§ **Given task**
Look through the listing for the word "possible". Copy each line that has it.

§ **Data entries**
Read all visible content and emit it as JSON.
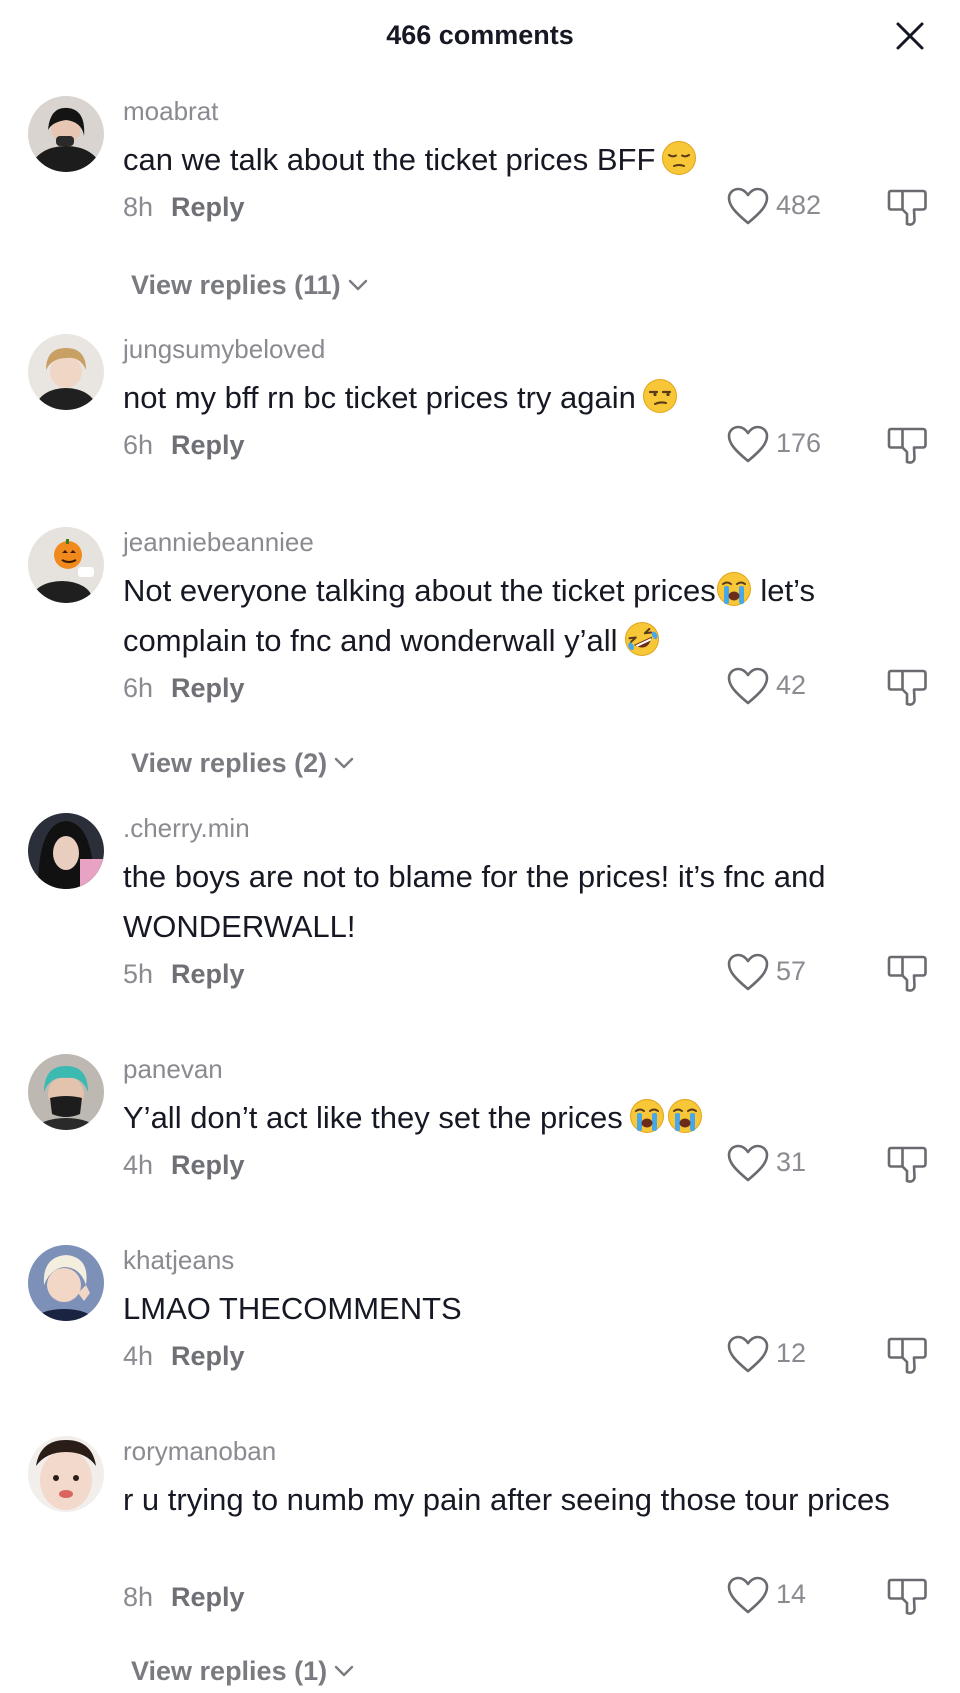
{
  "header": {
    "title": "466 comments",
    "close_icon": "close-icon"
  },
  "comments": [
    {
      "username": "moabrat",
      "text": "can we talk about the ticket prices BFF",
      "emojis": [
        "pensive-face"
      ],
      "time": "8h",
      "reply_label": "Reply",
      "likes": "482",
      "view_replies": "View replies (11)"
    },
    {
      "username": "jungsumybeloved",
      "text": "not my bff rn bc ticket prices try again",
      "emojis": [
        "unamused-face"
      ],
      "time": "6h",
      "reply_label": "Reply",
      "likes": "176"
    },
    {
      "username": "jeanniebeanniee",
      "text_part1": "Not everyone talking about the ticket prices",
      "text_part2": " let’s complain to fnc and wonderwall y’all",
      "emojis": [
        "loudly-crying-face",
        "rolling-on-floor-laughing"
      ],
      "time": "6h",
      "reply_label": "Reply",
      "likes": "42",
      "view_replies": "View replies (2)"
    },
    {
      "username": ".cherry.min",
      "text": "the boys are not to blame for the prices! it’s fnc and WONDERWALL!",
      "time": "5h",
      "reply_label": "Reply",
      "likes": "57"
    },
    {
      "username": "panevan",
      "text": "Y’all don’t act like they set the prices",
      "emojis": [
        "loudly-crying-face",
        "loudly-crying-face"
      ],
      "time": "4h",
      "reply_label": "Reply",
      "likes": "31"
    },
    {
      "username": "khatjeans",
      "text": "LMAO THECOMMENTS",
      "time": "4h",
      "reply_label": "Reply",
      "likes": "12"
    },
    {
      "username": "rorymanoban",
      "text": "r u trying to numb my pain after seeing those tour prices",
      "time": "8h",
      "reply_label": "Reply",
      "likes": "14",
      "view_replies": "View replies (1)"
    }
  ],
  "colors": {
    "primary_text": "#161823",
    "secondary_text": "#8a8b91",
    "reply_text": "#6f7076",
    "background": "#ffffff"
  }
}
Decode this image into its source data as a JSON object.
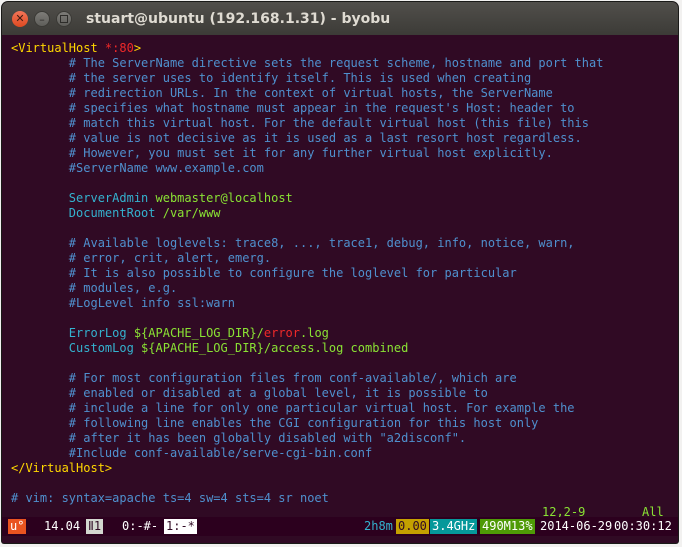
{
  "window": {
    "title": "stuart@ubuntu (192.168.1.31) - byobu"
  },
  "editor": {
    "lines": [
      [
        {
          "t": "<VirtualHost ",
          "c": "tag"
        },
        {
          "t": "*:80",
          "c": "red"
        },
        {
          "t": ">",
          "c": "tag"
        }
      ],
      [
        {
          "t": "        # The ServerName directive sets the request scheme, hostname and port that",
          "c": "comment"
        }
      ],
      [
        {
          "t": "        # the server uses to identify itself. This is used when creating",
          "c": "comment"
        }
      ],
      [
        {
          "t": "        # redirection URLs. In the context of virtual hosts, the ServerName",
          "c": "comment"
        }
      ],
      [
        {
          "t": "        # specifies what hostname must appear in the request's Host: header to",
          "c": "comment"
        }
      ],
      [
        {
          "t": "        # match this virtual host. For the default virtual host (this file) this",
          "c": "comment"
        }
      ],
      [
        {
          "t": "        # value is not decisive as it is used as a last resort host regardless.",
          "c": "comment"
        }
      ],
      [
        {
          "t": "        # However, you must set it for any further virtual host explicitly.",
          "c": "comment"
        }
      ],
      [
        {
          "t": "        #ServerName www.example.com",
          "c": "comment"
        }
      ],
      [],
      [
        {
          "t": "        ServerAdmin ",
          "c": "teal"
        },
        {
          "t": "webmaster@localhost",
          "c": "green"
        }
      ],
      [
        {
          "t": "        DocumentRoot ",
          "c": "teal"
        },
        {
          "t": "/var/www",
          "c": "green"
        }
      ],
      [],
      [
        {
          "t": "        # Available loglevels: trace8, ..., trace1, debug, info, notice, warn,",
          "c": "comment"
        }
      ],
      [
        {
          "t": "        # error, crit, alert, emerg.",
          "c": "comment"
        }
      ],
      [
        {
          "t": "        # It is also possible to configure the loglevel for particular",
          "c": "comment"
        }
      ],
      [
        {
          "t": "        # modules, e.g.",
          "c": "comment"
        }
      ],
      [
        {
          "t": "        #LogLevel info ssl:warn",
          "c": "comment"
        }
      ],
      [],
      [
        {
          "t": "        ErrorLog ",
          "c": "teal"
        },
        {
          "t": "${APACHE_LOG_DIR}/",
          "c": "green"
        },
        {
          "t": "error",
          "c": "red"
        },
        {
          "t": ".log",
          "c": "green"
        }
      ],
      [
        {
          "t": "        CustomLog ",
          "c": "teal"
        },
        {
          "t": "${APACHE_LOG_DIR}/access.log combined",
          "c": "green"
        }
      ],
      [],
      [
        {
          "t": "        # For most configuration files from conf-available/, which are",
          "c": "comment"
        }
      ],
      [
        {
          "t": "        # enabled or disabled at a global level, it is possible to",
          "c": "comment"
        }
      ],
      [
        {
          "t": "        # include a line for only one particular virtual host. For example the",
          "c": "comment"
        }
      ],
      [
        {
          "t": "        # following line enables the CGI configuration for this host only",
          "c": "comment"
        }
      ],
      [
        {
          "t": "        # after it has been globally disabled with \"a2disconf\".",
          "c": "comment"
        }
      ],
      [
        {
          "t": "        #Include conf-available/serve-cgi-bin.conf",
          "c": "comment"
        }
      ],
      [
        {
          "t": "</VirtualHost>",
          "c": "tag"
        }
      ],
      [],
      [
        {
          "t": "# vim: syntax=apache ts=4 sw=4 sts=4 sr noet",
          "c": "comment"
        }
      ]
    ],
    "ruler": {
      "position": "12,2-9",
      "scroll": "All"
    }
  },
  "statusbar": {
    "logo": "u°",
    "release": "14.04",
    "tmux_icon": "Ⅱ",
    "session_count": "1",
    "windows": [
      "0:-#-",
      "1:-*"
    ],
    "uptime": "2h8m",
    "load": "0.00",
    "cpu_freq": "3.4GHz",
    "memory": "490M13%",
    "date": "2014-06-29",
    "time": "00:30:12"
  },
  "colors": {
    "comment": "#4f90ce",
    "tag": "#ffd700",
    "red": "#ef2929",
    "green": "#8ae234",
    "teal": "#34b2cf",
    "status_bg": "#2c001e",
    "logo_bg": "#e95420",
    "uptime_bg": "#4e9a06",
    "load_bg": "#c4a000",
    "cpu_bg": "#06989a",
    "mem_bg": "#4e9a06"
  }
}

§ **Exercise solution**
          "t": "        # It is also possible to configure the loglevel for particular",
          "t": "        # enabled or disabled at a global level, it is possible to",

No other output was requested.